[Dataset records]
* * * * * * *

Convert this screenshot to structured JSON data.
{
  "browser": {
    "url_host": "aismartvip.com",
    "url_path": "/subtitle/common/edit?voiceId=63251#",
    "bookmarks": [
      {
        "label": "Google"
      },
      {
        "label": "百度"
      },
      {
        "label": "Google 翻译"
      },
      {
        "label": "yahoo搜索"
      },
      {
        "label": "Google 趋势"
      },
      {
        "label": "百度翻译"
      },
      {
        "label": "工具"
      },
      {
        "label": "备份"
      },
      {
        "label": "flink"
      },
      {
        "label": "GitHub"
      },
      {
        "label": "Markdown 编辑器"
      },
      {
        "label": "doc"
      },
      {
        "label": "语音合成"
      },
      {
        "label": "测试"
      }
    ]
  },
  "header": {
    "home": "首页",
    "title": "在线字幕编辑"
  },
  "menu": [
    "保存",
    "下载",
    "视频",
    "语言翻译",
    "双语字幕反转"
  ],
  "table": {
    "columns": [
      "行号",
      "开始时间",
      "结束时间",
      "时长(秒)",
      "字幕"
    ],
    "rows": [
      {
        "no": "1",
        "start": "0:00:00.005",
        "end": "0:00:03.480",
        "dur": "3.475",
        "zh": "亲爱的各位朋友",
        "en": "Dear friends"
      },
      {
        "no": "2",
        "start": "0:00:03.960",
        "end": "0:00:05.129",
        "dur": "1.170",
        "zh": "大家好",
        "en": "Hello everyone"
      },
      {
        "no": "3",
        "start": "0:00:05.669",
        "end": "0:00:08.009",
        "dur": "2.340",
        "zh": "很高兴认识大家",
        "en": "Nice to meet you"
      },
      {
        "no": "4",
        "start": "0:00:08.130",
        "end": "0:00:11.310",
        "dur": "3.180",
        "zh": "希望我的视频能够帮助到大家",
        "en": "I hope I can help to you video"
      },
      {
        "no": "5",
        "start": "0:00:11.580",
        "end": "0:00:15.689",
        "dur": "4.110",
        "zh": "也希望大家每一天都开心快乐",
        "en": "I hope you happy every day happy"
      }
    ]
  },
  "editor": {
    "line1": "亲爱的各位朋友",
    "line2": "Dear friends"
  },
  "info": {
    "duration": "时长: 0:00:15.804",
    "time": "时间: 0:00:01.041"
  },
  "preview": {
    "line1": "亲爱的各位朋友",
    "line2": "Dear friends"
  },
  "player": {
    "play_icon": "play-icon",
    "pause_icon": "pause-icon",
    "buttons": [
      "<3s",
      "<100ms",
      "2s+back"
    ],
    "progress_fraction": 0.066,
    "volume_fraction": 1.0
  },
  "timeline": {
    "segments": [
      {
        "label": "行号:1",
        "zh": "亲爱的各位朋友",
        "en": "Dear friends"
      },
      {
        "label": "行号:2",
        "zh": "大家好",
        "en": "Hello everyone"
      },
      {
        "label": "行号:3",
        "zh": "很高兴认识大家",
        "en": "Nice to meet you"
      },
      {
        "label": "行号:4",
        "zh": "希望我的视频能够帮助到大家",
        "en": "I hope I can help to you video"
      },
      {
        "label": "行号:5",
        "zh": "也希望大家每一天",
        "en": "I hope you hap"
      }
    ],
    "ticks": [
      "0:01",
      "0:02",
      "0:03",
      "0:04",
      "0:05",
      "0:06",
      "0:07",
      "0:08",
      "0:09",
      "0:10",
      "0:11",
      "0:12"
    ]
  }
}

* * * * * * *

### Task requirements
Give back all the records exactly as they stand.

### Exercise output
Convert this screenshot to structured JSON data.
{
  "browser": {
    "url_host": "aismartvip.com",
    "url_path": "/subtitle/common/edit?voiceId=63251#",
    "bookmarks": [
      {
        "label": "Google"
      },
      {
        "label": "百度"
      },
      {
        "label": "Google 翻译"
      },
      {
        "label": "yahoo搜索"
      },
      {
        "label": "Google 趋势"
      },
      {
        "label": "百度翻译"
      },
      {
        "label": "工具"
      },
      {
        "label": "备份"
      },
      {
        "label": "flink"
      },
      {
        "label": "GitHub"
      },
      {
        "label": "Markdown 编辑器"
      },
      {
        "label": "doc"
      },
      {
        "label": "语音合成"
      },
      {
        "label": "测试"
      }
    ]
  },
  "header": {
    "home": "首页",
    "title": "在线字幕编辑"
  },
  "menu": [
    "保存",
    "下载",
    "视频",
    "语言翻译",
    "双语字幕反转"
  ],
  "table": {
    "columns": [
      "行号",
      "开始时间",
      "结束时间",
      "时长(秒)",
      "字幕"
    ],
    "rows": [
      {
        "no": "1",
        "start": "0:00:00.005",
        "end": "0:00:03.480",
        "dur": "3.475",
        "zh": "亲爱的各位朋友",
        "en": "Dear friends"
      },
      {
        "no": "2",
        "start": "0:00:03.960",
        "end": "0:00:05.129",
        "dur": "1.170",
        "zh": "大家好",
        "en": "Hello everyone"
      },
      {
        "no": "3",
        "start": "0:00:05.669",
        "end": "0:00:08.009",
        "dur": "2.340",
        "zh": "很高兴认识大家",
        "en": "Nice to meet you"
      },
      {
        "no": "4",
        "start": "0:00:08.130",
        "end": "0:00:11.310",
        "dur": "3.180",
        "zh": "希望我的视频能够帮助到大家",
        "en": "I hope I can help to you video"
      },
      {
        "no": "5",
        "start": "0:00:11.580",
        "end": "0:00:15.689",
        "dur": "4.110",
        "zh": "也希望大家每一天都开心快乐",
        "en": "I hope you happy every day happy"
      }
    ]
  },
  "editor": {
    "line1": "亲爱的各位朋友",
    "line2": "Dear friends"
  },
  "info": {
    "duration": "时长: 0:00:15.804",
    "time": "时间: 0:00:01.041"
  },
  "preview": {
    "line1": "亲爱的各位朋友",
    "line2": "Dear friends"
  },
  "player": {
    "play_icon": "play-icon",
    "pause_icon": "pause-icon",
    "buttons": [
      "<3s",
      "<100ms",
      "2s+back"
    ],
    "progress_fraction": 0.066,
    "volume_fraction": 1.0
  },
  "timeline": {
    "segments": [
      {
        "label": "行号:1",
        "zh": "亲爱的各位朋友",
        "en": "Dear friends"
      },
      {
        "label": "行号:2",
        "zh": "大家好",
        "en": "Hello everyone"
      },
      {
        "label": "行号:3",
        "zh": "很高兴认识大家",
        "en": "Nice to meet you"
      },
      {
        "label": "行号:4",
        "zh": "希望我的视频能够帮助到大家",
        "en": "I hope I can help to you video"
      },
      {
        "label": "行号:5",
        "zh": "也希望大家每一天",
        "en": "I hope you hap"
      }
    ],
    "ticks": [
      "0:01",
      "0:02",
      "0:03",
      "0:04",
      "0:05",
      "0:06",
      "0:07",
      "0:08",
      "0:09",
      "0:10",
      "0:11",
      "0:12"
    ]
  }
}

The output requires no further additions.